§ Exercise task: Return each line of the records holding the string "document".

──────── Material for the task ────────

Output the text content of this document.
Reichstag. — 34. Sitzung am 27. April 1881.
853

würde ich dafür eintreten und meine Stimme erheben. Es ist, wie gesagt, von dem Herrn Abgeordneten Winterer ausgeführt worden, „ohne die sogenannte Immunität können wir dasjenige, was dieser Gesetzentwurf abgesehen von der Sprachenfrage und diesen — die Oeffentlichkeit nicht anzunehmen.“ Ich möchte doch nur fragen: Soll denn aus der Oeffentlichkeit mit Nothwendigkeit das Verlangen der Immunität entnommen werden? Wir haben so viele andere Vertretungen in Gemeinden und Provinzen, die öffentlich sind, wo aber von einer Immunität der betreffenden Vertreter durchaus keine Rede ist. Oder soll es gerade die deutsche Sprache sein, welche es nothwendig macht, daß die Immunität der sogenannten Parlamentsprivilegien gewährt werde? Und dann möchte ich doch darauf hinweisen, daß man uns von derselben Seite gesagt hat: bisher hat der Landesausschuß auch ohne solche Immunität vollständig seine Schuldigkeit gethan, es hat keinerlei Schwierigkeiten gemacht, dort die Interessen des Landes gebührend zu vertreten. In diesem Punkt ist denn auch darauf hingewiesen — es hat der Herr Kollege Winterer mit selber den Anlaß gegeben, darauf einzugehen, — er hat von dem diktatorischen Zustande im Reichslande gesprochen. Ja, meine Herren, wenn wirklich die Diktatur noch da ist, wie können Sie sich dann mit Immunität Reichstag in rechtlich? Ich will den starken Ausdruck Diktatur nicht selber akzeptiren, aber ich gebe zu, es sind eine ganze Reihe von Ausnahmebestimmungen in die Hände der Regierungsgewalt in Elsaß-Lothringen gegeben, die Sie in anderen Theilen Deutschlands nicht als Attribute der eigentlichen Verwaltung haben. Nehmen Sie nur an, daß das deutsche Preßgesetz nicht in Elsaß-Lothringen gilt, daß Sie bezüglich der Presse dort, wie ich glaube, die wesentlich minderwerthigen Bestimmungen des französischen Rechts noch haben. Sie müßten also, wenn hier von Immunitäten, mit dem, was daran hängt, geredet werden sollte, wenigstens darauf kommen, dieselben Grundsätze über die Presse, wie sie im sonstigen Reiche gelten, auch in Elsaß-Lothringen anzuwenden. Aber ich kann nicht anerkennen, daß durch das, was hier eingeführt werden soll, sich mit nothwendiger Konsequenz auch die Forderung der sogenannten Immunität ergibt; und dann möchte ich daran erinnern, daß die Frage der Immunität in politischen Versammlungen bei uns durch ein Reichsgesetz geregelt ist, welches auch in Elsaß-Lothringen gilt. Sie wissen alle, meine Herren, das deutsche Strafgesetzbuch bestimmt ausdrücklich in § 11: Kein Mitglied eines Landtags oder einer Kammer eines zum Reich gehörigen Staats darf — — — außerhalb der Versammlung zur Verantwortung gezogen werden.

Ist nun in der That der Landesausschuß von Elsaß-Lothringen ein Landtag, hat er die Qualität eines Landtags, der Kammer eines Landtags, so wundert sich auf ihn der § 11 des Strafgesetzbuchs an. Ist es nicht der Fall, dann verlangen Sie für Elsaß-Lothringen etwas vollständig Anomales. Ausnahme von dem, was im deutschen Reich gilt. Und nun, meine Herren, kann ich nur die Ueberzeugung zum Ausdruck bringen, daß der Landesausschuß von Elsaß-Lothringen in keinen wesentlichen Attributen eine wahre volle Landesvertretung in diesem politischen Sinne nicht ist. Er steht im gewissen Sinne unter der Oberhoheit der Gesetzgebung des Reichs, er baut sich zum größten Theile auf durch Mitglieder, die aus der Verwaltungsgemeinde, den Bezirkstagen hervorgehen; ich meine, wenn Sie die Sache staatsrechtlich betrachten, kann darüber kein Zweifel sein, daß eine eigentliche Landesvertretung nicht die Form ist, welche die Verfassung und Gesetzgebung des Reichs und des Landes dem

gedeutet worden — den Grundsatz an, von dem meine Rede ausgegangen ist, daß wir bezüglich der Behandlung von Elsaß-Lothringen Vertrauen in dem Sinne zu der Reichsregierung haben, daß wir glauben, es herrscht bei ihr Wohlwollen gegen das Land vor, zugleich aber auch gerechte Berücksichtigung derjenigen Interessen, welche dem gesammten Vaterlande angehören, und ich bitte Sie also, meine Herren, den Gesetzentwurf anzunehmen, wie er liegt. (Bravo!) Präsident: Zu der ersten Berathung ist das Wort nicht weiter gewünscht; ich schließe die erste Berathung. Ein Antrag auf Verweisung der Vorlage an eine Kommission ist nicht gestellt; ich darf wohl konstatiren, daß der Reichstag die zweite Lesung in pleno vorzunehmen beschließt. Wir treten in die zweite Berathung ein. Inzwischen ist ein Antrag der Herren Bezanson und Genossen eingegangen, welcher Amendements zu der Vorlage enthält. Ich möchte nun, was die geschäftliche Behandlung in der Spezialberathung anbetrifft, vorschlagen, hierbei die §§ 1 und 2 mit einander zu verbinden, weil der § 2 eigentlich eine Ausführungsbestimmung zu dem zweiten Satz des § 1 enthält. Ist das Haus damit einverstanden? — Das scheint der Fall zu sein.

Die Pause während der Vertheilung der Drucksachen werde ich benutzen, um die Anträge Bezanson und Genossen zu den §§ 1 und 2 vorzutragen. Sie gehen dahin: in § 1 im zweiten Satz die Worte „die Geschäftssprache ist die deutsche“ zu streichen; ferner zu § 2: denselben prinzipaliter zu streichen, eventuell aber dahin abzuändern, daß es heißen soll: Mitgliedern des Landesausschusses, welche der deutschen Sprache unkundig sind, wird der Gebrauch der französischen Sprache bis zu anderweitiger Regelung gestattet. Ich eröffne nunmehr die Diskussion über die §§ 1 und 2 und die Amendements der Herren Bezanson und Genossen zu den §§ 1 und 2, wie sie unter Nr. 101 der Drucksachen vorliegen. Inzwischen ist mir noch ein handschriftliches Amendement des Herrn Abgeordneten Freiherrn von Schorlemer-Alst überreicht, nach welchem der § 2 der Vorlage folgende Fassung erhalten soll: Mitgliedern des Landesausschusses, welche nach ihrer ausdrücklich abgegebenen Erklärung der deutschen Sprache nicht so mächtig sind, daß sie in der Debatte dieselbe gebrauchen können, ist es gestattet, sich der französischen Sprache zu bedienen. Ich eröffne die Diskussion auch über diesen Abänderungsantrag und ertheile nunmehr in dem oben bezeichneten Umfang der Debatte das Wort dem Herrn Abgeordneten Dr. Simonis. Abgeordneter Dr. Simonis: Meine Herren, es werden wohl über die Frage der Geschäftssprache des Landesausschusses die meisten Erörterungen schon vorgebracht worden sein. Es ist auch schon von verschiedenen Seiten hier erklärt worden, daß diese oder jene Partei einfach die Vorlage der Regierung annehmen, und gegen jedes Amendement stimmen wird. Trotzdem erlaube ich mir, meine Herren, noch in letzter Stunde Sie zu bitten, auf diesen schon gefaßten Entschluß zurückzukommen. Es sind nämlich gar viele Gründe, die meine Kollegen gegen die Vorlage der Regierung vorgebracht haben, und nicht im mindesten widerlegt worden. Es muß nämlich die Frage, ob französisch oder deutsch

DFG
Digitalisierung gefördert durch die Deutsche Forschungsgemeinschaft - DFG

────────
──────── Material for the task ────────

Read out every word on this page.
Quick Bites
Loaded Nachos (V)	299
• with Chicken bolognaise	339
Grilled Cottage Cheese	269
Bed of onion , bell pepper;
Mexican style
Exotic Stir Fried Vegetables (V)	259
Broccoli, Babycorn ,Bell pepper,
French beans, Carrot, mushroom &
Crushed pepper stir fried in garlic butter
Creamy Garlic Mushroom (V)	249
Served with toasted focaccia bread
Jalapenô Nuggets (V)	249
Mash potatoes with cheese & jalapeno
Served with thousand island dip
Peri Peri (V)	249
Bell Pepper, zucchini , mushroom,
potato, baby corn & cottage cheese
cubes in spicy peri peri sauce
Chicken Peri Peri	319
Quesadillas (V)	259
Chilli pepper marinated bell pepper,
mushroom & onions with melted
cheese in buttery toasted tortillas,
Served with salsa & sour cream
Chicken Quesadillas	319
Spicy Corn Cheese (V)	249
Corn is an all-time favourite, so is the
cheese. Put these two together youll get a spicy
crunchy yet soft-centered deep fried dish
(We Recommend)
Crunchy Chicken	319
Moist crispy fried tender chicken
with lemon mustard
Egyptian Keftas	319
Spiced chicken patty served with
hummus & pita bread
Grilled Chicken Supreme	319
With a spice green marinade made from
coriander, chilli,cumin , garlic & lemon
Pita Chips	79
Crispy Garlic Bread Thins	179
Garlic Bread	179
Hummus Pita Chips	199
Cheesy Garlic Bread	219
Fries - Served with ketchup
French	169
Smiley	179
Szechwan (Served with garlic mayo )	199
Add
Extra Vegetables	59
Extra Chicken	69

────────
──────── Material for the task ────────

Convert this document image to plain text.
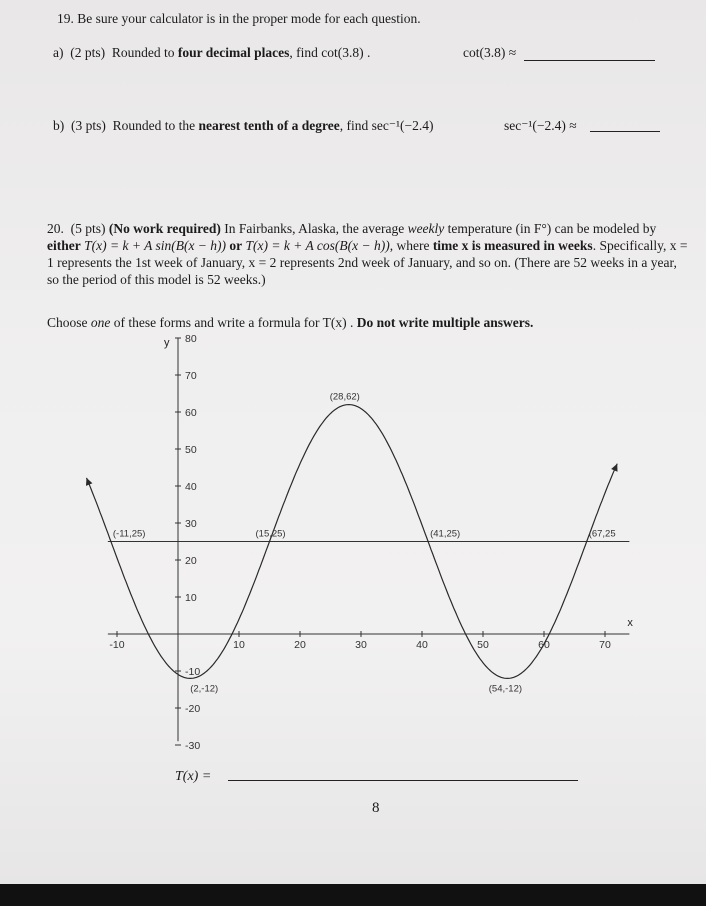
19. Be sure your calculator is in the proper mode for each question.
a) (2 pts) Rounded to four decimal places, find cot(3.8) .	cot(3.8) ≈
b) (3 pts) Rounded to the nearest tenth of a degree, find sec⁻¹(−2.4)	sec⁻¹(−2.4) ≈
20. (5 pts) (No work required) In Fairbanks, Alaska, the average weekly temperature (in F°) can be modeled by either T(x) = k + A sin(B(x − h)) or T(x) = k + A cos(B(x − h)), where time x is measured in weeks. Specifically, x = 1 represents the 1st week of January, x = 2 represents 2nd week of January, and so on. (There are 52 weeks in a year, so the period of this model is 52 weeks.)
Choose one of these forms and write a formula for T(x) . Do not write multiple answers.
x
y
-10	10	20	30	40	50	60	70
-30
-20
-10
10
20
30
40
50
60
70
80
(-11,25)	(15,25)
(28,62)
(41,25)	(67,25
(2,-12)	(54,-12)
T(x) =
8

────────

§ Reply to the task:
Output the text content of this document.
Convert this document image to plain text.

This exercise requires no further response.